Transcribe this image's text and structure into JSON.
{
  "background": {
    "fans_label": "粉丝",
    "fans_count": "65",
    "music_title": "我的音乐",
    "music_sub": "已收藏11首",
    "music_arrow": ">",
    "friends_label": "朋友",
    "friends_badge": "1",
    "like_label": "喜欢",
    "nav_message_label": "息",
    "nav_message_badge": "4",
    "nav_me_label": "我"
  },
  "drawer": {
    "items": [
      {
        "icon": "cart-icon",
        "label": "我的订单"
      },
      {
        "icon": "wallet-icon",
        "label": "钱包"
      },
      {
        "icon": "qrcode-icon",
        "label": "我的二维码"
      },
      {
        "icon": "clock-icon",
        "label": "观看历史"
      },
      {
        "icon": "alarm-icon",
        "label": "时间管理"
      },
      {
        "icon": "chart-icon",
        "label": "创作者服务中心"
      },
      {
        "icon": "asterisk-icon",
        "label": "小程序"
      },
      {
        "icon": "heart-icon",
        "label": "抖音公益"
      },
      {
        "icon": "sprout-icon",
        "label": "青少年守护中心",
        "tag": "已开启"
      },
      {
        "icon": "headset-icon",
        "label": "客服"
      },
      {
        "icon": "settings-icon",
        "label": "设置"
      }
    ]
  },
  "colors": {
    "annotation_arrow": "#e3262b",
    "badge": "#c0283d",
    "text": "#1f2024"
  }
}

--

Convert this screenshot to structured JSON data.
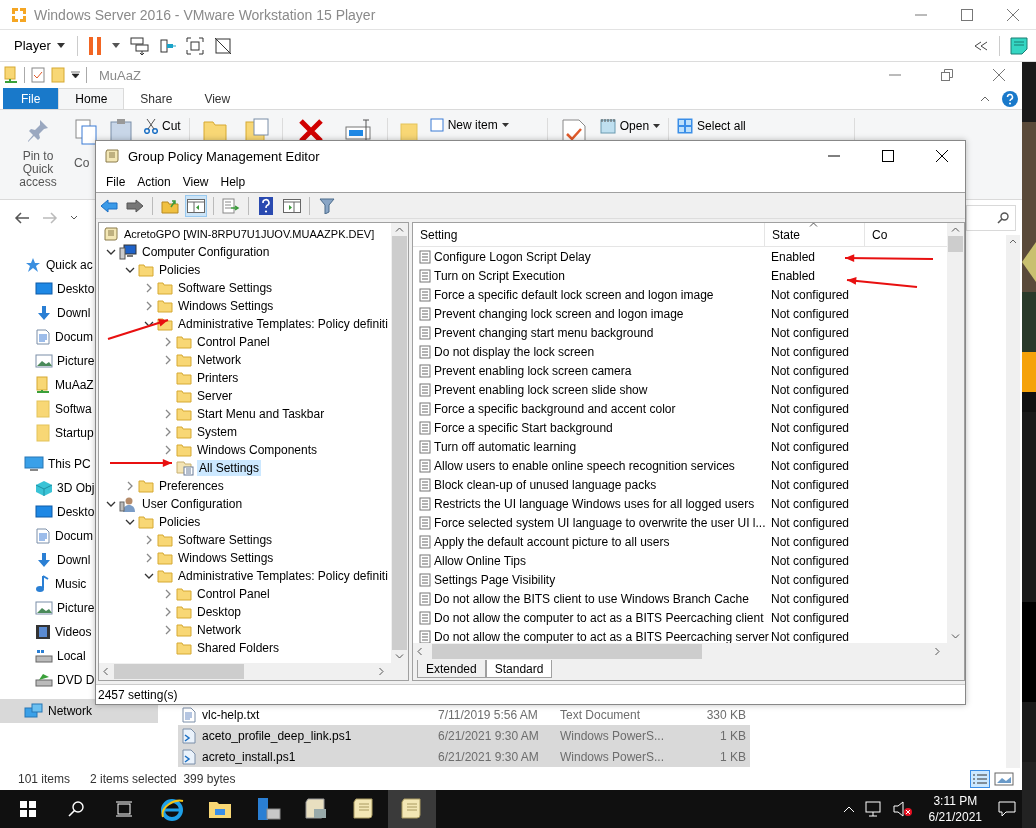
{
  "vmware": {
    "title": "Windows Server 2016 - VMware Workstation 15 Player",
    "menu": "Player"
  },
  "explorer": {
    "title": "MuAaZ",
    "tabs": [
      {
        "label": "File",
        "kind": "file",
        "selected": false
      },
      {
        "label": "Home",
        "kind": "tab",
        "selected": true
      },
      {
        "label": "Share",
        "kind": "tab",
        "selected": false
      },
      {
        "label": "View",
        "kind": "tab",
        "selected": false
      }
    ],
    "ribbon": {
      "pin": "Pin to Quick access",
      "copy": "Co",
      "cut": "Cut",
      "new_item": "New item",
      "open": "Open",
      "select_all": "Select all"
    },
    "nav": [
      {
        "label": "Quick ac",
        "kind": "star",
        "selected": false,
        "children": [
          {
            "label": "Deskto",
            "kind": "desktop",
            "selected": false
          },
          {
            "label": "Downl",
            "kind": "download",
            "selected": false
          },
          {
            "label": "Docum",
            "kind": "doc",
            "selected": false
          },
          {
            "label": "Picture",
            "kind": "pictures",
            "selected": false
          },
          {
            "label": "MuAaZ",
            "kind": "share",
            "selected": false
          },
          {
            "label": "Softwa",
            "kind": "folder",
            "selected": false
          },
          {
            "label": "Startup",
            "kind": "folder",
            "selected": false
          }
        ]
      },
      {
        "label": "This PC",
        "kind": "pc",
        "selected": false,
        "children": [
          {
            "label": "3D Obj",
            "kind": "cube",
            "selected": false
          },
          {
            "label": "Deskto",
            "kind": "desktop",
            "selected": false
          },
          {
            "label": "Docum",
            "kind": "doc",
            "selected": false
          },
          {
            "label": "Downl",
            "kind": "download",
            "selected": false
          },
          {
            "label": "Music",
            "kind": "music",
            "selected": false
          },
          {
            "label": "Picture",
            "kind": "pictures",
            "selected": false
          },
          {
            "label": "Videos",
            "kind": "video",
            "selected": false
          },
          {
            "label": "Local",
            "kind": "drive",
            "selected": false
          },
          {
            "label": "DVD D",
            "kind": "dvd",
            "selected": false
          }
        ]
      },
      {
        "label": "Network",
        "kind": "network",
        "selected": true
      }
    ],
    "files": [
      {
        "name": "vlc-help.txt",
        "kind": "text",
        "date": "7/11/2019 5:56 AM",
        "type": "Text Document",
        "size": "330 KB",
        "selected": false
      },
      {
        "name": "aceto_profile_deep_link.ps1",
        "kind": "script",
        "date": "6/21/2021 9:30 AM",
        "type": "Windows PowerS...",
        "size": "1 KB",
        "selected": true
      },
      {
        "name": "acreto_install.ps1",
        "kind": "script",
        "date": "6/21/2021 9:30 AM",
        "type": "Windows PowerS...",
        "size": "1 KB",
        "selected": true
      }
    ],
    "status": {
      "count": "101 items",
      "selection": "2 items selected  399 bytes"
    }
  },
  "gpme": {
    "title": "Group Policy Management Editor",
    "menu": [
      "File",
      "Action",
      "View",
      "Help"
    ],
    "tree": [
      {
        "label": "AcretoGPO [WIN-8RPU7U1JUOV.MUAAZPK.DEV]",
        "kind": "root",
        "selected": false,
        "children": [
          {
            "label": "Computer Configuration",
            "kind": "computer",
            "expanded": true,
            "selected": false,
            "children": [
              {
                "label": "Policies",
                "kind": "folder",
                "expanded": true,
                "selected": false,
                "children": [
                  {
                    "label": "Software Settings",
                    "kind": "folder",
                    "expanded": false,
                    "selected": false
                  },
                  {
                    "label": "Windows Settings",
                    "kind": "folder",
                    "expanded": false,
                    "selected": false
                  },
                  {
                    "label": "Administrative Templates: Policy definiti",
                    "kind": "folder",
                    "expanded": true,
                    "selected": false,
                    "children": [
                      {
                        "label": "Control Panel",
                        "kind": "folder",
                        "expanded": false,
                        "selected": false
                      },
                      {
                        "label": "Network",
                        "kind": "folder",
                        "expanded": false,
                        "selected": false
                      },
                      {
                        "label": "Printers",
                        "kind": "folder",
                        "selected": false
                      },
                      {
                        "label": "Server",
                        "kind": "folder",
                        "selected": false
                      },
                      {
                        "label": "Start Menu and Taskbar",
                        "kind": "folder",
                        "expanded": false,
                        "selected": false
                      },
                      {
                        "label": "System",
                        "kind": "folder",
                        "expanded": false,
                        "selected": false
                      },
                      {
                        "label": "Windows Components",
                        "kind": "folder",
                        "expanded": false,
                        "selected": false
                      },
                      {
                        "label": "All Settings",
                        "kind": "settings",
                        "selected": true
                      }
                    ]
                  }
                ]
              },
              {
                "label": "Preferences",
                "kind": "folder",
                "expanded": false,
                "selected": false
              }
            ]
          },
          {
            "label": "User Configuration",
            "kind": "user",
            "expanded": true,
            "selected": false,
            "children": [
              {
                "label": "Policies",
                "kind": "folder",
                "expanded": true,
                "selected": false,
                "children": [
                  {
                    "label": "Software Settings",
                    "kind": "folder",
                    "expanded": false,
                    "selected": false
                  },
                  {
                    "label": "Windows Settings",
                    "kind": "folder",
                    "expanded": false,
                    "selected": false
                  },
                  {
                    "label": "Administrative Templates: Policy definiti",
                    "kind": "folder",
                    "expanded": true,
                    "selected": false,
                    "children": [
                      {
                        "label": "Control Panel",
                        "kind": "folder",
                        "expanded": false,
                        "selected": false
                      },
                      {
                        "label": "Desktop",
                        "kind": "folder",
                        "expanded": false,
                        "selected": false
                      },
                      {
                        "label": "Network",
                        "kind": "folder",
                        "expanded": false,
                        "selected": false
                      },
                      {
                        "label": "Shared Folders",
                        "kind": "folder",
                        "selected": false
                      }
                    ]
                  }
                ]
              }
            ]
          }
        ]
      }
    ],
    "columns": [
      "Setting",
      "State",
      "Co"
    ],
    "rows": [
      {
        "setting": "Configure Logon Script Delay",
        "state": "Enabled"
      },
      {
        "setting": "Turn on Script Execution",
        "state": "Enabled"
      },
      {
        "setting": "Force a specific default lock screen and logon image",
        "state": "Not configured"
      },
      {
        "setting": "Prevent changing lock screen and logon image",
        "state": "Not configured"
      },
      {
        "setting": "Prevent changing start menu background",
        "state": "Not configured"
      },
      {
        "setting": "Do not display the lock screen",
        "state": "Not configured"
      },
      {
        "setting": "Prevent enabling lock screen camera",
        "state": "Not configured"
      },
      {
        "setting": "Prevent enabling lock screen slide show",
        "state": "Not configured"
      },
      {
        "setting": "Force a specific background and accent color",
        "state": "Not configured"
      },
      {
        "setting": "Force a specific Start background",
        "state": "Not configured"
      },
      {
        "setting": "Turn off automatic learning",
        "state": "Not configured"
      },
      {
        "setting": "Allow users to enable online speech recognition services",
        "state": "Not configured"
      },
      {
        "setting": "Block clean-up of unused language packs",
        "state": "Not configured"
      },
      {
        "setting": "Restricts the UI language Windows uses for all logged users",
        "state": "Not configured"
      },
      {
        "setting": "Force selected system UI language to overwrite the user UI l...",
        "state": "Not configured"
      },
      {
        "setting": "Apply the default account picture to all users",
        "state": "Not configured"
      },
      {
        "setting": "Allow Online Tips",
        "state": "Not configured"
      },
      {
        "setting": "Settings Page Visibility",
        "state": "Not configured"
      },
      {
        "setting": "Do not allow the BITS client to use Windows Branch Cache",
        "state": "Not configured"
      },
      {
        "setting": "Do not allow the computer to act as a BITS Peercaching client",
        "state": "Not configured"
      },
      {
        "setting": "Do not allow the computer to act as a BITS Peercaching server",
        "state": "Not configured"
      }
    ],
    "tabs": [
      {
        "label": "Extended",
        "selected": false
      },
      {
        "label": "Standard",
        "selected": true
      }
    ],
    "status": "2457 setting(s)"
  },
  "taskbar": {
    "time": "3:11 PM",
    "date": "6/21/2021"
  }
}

==

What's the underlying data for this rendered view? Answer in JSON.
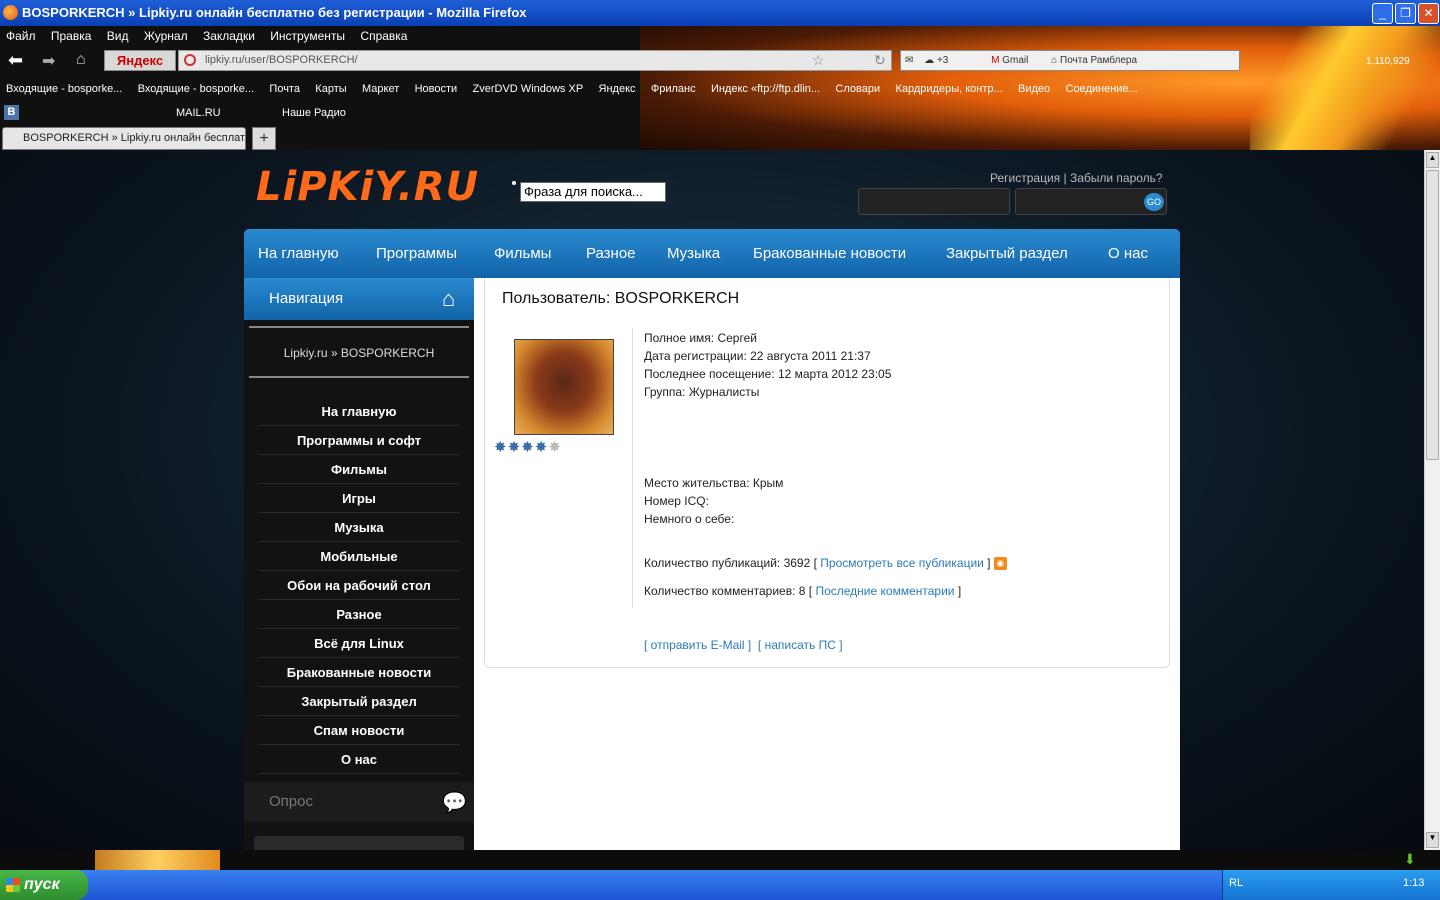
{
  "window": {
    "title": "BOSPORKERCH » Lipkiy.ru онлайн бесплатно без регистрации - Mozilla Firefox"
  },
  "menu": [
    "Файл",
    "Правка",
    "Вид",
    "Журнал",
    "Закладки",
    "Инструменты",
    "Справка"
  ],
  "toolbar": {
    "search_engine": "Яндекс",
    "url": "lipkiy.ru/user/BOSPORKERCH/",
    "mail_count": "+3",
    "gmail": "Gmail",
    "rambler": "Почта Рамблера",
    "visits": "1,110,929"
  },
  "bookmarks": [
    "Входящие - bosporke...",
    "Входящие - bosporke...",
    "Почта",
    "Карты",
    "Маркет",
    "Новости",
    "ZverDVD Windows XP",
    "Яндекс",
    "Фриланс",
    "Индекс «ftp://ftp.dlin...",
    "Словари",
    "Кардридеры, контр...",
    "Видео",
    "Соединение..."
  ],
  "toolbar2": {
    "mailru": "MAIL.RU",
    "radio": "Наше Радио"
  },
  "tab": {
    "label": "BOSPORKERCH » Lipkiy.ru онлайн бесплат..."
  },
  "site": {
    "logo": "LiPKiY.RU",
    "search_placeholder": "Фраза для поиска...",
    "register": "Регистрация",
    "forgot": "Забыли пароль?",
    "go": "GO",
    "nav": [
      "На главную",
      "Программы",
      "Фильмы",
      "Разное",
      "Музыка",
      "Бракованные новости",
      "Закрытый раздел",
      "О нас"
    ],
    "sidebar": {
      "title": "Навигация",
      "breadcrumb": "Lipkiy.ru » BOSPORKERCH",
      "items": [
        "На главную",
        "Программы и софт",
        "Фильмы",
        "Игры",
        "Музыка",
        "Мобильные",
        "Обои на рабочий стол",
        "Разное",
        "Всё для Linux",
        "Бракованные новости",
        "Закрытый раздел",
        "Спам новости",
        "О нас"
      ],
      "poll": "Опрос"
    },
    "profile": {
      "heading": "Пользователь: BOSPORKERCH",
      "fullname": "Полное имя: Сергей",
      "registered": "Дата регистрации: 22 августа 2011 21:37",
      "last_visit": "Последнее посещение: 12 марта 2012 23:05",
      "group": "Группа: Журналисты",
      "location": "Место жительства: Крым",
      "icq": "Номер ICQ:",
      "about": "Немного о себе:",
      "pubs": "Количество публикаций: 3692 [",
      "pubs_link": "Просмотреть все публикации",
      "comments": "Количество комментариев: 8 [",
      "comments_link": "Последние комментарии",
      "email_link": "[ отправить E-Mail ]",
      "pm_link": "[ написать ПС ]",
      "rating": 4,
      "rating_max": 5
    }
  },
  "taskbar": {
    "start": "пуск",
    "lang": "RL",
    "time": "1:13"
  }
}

- Set problem
Find each line with the string "Количество" and copy it out.

- Correct response
      "pubs": "Количество публикаций: 3692 [",
      "comments": "Количество комментариев: 8 [",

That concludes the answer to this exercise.